Texto de origen:
■ ■ ■ ■ ■
Había una vez un gran barco transatlántico muy parecido al Titanic. Navegaba entre Londres y Nueva York cuando, una noche, chocó con un iceberg. El impacto provocó un agujero en el casco por donde entraba el agua a raudales. Los marineros bombeaban frenéticamente el agua, pero entraba con demasiada intensidad. Así las cosas, los ingenieros probaron otra estrategia, intentar sellar la parte del barco que se anegaba, pero no lo consiguieron. ¡El barco se iba a hundir! Al comprobar que el buque estaba perdido, el primer oficial corrió al camarote del capitán para avisarle del desastre y pedir órdenes: era necesario lanzar los botes salvavidas y desalojar el barco. —Señor, hay un agujero en el casco y no para de entrar agua. No podemos achicarla. El barco se hunde —dijo el oficial.
■ ■ ■ ■ ■
Tareas a realizar:
• A. Según el relato del transatlántico, ¿entre qué dos ciudades navegaba el barco?
• B. Extrae del relato del transatlántico el fragmento comprendido entre "Había una vez" y "hunde —dijo el oficial.", ambos incluidos.
• C. Prolonga el relato del transatlántico a partir de la última frase.

Registros del conjunto:
■ ■ ■ ■ ■
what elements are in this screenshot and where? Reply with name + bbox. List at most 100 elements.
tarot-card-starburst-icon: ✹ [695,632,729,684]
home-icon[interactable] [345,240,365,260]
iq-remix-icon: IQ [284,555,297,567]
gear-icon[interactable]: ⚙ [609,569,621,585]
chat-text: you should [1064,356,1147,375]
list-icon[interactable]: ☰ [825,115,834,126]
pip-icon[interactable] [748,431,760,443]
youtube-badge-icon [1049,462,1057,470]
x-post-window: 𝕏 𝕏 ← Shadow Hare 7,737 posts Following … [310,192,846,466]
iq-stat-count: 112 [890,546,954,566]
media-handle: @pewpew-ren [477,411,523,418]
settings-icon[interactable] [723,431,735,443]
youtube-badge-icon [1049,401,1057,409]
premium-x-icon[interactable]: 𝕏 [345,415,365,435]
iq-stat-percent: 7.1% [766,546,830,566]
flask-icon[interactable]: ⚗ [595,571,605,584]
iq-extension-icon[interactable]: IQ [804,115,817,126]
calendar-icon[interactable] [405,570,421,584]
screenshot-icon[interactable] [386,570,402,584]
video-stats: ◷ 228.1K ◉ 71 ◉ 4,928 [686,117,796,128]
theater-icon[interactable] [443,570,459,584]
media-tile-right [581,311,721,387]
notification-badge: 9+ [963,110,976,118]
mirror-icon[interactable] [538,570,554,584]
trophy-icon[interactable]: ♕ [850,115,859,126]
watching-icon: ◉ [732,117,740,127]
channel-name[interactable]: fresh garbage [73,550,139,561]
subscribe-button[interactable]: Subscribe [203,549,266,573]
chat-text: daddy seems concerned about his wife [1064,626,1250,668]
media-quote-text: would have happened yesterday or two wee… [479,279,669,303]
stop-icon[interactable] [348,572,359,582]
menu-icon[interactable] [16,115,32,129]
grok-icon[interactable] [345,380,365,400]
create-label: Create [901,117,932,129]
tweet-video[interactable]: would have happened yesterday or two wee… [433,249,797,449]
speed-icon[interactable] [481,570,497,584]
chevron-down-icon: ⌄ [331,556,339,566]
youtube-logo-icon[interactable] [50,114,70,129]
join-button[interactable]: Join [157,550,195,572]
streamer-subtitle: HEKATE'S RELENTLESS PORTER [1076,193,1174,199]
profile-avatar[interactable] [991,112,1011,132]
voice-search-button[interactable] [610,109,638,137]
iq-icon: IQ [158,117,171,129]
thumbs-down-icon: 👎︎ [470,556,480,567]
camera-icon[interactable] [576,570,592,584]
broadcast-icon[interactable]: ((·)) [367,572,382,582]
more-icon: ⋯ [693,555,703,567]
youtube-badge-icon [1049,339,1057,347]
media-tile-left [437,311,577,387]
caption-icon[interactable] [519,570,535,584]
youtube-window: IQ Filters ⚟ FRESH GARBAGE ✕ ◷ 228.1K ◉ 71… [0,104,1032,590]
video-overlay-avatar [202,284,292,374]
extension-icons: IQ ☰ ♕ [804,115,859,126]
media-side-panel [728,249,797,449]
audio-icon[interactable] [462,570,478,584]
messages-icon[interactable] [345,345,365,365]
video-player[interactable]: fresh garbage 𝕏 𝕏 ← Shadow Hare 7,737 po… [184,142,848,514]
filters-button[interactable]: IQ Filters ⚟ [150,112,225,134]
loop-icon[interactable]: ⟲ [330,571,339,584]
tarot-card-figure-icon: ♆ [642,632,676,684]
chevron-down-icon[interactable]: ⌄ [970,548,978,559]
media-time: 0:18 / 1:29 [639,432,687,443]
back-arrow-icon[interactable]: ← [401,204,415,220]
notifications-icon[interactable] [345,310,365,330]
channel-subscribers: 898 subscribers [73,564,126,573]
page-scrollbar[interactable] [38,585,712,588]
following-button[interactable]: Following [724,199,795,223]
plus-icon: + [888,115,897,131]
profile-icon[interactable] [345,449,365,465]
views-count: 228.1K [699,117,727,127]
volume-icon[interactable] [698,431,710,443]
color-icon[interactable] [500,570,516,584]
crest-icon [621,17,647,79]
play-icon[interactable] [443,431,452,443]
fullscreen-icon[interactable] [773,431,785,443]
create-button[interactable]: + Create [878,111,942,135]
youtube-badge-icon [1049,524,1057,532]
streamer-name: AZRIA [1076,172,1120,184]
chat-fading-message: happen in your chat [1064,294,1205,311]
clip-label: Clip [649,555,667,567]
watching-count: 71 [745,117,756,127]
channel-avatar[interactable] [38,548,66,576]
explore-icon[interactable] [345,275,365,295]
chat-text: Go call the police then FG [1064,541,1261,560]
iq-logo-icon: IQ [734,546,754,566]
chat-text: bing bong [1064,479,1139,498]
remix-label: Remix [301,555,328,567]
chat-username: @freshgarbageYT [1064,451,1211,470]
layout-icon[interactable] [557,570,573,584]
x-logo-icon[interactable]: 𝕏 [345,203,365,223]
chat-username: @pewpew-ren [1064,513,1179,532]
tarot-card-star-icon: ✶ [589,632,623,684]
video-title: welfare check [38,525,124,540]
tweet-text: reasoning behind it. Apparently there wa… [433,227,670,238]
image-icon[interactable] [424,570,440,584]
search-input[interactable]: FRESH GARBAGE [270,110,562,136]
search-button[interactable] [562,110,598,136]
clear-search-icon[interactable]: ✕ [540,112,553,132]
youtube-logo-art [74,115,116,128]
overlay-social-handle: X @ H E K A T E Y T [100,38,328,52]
■ ■ ■ ■ ■
Resultados:
• A. Entre Londres y Nueva York.

• B.
Había una vez un gran barco transatlántico muy parecido al Titanic. Navegaba entre Londres y Nueva York cuando, una noche, chocó con un iceberg. El impacto provocó un agujero en el casco por donde entraba el agua a raudales. Los marineros bombeaban frenéticamente el agua, pero entraba con demasiada intensidad. Así las cosas, los ingenieros probaron otra estrategia, intentar sellar la parte del barco que se anegaba, pero no lo consiguieron. ¡El barco se iba a hundir! Al comprobar que el buque estaba perdido, el primer oficial corrió al camarote del capitán para avisarle del desastre y pedir órdenes: era necesario lanzar los botes salvavidas y desalojar el barco. —Señor, hay un agujero en el casco y no para de entrar agua. No podemos achicarla. El barco se hunde —dijo el oficial.

• C.
El capitán se encontraba de pie, frente a un gran espejo de cuerpo entero, cepillando su flamante americana azul. Al acabar de oír estas palabras, levantó lentamente la cabeza y miró a los ojos al oficial: —Caballero, ¿no ve que estoy ocupado en mi uniforme? ¡Ya le he dicho mil veces que debemos ir siempre impolutos! ¿Dónde iríamos a parar sin pulcritud ni disciplina? —respondió, enojado. El capitán agachó de nuevo la cabeza para continuar limpiando su americana. El primer oficial no podía creer lo que estaban viendo sus ojos. Esta vez, alzó la voz con un tono más bien histérico: —Pero, señor, ¿qué importa eso ahora? ¡Si no desalojamos el barco, vamos a morir todos en unos minutos! Esta vez, el capitán no se dignó a mirarle. Con el aplomo que le daba ser la máxima autoridad del barco, dijo: —¡Es usted un irresponsable! ¡Queda suspendido de empleo y sueldo! Retírese y no salga de su camarote en todo el día.Cuando terribilizamos nos comportamos como ese capitán porque le damos demasiada importancia —¡una importancia terrible!— a cosas queno la tienen.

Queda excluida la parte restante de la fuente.